>> Start SOURCE DATA
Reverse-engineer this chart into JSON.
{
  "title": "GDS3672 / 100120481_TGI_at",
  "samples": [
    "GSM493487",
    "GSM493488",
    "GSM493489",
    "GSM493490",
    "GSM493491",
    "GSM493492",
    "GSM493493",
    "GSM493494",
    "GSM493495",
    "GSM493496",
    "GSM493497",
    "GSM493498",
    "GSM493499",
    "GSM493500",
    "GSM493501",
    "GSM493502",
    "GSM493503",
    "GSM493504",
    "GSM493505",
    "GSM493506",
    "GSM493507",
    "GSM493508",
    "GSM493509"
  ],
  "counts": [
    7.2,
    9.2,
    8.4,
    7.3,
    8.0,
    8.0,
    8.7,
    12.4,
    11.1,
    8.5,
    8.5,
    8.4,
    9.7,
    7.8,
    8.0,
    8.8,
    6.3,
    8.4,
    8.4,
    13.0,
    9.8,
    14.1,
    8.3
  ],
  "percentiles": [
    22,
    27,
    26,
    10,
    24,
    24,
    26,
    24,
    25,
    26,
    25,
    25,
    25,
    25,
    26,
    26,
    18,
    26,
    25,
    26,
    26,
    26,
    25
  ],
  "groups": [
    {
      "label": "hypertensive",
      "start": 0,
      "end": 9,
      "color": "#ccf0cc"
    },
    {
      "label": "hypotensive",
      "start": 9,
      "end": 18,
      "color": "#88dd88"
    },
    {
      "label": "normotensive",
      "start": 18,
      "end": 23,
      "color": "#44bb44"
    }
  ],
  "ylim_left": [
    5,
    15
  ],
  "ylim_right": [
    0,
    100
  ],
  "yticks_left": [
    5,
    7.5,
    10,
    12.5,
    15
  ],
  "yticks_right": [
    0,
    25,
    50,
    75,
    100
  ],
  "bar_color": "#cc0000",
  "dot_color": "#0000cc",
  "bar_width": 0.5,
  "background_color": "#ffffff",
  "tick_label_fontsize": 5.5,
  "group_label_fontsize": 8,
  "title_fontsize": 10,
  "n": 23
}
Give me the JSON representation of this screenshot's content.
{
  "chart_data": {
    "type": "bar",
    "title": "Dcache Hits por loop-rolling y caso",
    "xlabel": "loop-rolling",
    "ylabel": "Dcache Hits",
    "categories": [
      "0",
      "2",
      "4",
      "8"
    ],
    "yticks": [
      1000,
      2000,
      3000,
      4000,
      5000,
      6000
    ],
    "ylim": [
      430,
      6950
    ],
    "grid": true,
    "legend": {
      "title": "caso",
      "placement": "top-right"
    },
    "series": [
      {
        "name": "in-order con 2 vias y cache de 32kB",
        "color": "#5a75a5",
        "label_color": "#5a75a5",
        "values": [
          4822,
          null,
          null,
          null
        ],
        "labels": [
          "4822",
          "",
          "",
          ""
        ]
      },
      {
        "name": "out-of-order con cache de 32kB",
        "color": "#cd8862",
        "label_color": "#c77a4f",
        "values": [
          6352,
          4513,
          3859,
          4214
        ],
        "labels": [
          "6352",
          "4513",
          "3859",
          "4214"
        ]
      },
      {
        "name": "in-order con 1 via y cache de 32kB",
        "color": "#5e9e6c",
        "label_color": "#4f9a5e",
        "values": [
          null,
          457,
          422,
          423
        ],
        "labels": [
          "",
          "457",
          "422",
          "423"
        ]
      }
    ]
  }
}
>> End SOURCE DATA
:: TASK PROMPT ::
Copy out the data shown above without altering anything.

:: SOLUTION TO THIS PROBLEM ::
Reverse-engineer this chart into JSON.
{
  "title": "GDS3672 / 100120481_TGI_at",
  "samples": [
    "GSM493487",
    "GSM493488",
    "GSM493489",
    "GSM493490",
    "GSM493491",
    "GSM493492",
    "GSM493493",
    "GSM493494",
    "GSM493495",
    "GSM493496",
    "GSM493497",
    "GSM493498",
    "GSM493499",
    "GSM493500",
    "GSM493501",
    "GSM493502",
    "GSM493503",
    "GSM493504",
    "GSM493505",
    "GSM493506",
    "GSM493507",
    "GSM493508",
    "GSM493509"
  ],
  "counts": [
    7.2,
    9.2,
    8.4,
    7.3,
    8.0,
    8.0,
    8.7,
    12.4,
    11.1,
    8.5,
    8.5,
    8.4,
    9.7,
    7.8,
    8.0,
    8.8,
    6.3,
    8.4,
    8.4,
    13.0,
    9.8,
    14.1,
    8.3
  ],
  "percentiles": [
    22,
    27,
    26,
    10,
    24,
    24,
    26,
    24,
    25,
    26,
    25,
    25,
    25,
    25,
    26,
    26,
    18,
    26,
    25,
    26,
    26,
    26,
    25
  ],
  "groups": [
    {
      "label": "hypertensive",
      "start": 0,
      "end": 9,
      "color": "#ccf0cc"
    },
    {
      "label": "hypotensive",
      "start": 9,
      "end": 18,
      "color": "#88dd88"
    },
    {
      "label": "normotensive",
      "start": 18,
      "end": 23,
      "color": "#44bb44"
    }
  ],
  "ylim_left": [
    5,
    15
  ],
  "ylim_right": [
    0,
    100
  ],
  "yticks_left": [
    5,
    7.5,
    10,
    12.5,
    15
  ],
  "yticks_right": [
    0,
    25,
    50,
    75,
    100
  ],
  "bar_color": "#cc0000",
  "dot_color": "#0000cc",
  "bar_width": 0.5,
  "background_color": "#ffffff",
  "tick_label_fontsize": 5.5,
  "group_label_fontsize": 8,
  "title_fontsize": 10,
  "n": 23
}
Give me the JSON representation of this screenshot's content.
{
  "chart_data": {
    "type": "bar",
    "title": "Dcache Hits por loop-rolling y caso",
    "xlabel": "loop-rolling",
    "ylabel": "Dcache Hits",
    "categories": [
      "0",
      "2",
      "4",
      "8"
    ],
    "yticks": [
      1000,
      2000,
      3000,
      4000,
      5000,
      6000
    ],
    "ylim": [
      430,
      6950
    ],
    "grid": true,
    "legend": {
      "title": "caso",
      "placement": "top-right"
    },
    "series": [
      {
        "name": "in-order con 2 vias y cache de 32kB",
        "color": "#5a75a5",
        "label_color": "#5a75a5",
        "values": [
          4822,
          null,
          null,
          null
        ],
        "labels": [
          "4822",
          "",
          "",
          ""
        ]
      },
      {
        "name": "out-of-order con cache de 32kB",
        "color": "#cd8862",
        "label_color": "#c77a4f",
        "values": [
          6352,
          4513,
          3859,
          4214
        ],
        "labels": [
          "6352",
          "4513",
          "3859",
          "4214"
        ]
      },
      {
        "name": "in-order con 1 via y cache de 32kB",
        "color": "#5e9e6c",
        "label_color": "#4f9a5e",
        "values": [
          null,
          457,
          422,
          423
        ],
        "labels": [
          "",
          "457",
          "422",
          "423"
        ]
      }
    ]
  }
}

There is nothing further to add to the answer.